◆ WHAT YOU WILL DO:
Wherever the string "Land" occurs in a line of these records, report that line.

◆ TASK DATA:
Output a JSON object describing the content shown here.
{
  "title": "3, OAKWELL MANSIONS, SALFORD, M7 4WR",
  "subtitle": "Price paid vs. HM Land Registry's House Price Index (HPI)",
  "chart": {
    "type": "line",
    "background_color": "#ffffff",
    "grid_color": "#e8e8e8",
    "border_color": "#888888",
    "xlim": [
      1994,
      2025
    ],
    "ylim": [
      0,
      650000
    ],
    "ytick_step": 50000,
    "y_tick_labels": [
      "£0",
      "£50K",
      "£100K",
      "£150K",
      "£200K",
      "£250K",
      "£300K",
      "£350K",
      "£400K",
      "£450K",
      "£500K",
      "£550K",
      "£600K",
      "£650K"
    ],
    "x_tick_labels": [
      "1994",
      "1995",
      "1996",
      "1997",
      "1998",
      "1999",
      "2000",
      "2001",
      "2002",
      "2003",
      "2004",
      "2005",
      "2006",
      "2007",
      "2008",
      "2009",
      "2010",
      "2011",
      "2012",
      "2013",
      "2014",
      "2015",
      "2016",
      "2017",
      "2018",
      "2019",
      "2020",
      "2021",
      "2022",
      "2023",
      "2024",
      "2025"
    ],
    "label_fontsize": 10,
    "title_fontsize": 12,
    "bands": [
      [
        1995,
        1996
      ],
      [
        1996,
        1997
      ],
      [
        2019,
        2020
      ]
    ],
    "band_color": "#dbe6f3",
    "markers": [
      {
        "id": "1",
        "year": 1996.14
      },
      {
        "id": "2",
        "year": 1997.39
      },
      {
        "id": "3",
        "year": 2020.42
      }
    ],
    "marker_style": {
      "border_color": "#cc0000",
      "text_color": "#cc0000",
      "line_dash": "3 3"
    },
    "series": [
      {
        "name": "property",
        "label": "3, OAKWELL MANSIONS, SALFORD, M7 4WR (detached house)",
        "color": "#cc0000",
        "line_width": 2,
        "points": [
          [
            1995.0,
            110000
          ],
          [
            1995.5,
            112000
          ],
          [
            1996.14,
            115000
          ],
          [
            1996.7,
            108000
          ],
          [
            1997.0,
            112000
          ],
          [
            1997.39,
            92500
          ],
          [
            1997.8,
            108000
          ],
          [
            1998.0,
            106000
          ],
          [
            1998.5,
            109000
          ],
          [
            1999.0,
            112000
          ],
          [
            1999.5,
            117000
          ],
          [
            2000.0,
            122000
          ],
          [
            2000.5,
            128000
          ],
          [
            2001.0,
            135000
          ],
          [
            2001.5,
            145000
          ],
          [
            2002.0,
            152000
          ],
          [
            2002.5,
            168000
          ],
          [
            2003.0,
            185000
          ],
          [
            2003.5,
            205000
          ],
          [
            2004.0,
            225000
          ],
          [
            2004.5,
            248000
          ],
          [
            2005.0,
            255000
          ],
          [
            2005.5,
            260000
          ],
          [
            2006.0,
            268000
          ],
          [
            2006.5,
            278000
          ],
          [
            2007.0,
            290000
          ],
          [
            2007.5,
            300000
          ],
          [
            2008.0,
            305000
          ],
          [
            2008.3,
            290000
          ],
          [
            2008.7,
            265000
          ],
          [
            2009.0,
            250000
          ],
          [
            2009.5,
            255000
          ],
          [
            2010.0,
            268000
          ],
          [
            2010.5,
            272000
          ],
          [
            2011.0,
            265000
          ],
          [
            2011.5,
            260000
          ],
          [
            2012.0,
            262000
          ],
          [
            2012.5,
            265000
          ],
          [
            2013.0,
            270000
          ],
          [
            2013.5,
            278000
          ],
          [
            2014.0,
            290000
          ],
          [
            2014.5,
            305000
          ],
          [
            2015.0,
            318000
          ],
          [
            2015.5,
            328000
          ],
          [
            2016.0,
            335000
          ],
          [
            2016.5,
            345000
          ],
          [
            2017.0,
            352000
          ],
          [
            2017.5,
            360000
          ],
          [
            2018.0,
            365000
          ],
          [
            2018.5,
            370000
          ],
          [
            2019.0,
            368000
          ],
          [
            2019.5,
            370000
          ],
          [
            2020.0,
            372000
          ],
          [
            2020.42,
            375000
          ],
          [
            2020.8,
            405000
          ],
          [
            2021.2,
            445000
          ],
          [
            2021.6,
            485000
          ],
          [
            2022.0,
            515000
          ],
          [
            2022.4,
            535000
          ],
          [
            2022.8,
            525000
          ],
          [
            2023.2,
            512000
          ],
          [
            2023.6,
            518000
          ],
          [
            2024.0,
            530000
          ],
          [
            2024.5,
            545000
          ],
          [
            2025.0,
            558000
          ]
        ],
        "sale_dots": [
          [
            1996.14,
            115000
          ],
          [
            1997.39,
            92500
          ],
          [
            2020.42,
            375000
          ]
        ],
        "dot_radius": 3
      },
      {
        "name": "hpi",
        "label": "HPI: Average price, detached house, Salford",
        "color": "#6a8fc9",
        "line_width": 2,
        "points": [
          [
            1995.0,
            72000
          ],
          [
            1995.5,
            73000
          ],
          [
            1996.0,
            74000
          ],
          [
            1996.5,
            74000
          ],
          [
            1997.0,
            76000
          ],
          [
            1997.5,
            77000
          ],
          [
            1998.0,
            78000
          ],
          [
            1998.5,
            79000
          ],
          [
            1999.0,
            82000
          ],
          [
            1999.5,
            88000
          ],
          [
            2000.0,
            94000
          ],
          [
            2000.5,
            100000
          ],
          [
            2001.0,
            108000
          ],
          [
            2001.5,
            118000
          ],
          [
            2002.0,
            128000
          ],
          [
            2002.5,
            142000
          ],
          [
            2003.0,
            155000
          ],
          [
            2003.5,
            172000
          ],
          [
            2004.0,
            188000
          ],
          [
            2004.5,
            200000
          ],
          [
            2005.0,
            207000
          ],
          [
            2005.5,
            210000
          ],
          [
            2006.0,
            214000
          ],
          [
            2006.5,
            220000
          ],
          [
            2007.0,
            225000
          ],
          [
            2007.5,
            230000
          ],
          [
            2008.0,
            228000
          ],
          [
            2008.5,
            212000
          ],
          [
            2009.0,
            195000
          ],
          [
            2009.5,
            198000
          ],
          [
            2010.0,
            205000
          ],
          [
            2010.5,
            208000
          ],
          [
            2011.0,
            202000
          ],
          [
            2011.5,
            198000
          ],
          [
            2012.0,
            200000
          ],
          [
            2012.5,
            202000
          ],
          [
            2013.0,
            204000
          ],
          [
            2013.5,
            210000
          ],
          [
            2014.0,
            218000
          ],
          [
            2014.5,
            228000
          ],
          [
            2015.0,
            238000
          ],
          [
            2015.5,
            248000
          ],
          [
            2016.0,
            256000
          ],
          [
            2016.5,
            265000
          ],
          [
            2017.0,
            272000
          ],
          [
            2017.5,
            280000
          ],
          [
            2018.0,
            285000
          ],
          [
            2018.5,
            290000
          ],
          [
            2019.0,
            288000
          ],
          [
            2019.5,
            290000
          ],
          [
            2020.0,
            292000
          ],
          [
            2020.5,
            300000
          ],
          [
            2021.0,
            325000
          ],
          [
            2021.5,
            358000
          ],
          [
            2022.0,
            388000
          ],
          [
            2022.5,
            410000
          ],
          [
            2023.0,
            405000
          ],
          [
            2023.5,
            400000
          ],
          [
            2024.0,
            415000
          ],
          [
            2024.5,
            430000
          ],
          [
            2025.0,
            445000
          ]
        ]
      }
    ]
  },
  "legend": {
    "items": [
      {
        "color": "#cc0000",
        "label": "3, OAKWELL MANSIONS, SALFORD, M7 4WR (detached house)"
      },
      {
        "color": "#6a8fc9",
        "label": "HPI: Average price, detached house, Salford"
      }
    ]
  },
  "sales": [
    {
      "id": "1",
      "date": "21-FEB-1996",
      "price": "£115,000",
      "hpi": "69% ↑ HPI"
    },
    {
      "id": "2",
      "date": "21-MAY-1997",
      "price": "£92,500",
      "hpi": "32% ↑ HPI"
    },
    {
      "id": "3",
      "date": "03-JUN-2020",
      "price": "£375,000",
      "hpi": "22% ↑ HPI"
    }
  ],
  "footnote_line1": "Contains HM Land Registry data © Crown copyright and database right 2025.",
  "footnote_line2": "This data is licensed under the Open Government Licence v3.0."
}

◆ RESULT OF THE EXERCISE:
  "subtitle": "Price paid vs. HM Land Registry's House Price Index (HPI)",
  "footnote_line1": "Contains HM Land Registry data © Crown copyright and database right 2025.",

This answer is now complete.